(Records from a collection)
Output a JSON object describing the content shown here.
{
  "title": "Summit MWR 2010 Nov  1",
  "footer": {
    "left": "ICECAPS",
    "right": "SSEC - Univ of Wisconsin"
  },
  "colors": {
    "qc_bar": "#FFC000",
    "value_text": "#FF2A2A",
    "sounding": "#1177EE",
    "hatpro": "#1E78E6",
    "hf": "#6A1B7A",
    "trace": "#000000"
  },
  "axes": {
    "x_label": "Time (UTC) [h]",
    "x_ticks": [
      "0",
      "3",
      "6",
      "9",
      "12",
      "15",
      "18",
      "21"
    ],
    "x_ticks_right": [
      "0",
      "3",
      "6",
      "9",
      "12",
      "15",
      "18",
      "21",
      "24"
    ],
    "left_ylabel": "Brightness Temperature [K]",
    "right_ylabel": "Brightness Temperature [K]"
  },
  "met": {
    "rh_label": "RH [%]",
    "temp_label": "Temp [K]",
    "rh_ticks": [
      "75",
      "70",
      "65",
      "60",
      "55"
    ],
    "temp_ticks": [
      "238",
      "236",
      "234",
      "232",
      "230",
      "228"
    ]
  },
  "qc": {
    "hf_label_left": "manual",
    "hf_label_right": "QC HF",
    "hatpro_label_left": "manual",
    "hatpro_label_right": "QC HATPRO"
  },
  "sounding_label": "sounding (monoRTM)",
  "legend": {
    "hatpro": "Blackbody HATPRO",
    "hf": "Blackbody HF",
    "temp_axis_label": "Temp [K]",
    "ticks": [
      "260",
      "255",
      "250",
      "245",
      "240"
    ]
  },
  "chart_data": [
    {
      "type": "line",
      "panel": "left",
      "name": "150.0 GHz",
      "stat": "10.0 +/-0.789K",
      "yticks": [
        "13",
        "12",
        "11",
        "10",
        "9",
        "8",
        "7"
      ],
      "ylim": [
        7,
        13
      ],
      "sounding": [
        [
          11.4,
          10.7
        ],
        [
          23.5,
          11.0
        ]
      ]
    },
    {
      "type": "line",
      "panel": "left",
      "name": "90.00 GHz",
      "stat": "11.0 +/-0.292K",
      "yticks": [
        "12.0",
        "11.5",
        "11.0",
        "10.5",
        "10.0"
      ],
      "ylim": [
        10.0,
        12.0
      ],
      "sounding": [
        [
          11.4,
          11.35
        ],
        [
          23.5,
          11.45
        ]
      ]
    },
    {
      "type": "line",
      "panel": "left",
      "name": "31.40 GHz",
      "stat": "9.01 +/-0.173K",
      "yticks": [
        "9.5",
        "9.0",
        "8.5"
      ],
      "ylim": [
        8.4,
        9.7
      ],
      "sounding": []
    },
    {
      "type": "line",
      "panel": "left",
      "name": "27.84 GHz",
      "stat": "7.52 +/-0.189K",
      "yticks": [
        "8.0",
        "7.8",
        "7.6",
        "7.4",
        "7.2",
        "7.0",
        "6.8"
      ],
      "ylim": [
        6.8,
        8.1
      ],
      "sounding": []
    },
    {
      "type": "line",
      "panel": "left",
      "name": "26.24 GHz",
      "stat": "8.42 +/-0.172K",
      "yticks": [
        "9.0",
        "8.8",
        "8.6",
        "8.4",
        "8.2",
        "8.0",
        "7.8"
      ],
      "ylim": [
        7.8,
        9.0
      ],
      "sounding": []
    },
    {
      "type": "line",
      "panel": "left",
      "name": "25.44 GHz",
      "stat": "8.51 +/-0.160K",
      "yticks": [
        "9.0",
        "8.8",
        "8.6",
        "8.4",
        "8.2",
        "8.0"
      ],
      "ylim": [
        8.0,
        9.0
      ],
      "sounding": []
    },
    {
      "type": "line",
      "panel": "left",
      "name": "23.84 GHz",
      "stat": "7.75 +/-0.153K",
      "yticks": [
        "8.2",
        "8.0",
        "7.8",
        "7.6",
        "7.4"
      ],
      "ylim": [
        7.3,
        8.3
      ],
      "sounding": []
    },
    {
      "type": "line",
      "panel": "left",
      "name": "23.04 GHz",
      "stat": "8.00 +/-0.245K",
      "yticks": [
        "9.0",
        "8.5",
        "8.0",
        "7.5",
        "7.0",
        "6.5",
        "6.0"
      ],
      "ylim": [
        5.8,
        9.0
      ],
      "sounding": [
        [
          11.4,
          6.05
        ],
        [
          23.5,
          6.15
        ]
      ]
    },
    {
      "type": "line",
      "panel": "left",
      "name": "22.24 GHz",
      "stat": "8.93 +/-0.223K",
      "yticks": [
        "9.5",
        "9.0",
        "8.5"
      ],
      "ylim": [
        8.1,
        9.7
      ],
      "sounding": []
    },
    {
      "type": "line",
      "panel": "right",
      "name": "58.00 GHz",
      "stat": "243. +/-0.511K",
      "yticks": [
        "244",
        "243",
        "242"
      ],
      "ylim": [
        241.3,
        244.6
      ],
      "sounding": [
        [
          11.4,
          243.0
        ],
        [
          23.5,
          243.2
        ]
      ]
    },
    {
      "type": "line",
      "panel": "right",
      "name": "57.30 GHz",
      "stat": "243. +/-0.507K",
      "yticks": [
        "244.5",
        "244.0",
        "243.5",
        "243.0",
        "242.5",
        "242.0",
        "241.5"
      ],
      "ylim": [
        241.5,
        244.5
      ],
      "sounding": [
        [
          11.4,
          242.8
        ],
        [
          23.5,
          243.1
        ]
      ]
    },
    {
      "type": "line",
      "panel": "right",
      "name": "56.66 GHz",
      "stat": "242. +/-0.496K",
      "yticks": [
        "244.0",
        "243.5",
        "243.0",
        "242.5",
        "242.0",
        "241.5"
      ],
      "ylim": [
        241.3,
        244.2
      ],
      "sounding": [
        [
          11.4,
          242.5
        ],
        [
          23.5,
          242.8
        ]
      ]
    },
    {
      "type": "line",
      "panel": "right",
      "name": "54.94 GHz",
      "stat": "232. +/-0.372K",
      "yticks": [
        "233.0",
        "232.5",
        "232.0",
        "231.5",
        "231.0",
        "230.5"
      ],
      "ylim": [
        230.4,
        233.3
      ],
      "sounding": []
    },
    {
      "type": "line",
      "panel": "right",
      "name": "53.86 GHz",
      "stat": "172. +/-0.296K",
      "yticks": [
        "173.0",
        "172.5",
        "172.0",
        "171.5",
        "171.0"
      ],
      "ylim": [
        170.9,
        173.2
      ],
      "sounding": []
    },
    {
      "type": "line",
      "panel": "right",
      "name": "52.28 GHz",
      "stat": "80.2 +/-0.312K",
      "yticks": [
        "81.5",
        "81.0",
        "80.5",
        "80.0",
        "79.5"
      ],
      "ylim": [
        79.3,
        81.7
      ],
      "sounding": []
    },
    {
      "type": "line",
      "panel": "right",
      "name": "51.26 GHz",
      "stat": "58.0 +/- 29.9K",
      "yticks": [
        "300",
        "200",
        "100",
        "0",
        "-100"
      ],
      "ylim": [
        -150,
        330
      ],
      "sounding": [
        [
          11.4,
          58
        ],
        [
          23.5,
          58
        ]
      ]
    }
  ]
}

• _Work to complete_
Counting only lines of the data above that hold "Brightness", report the total and nothing else.

• _Response for this exercise_
2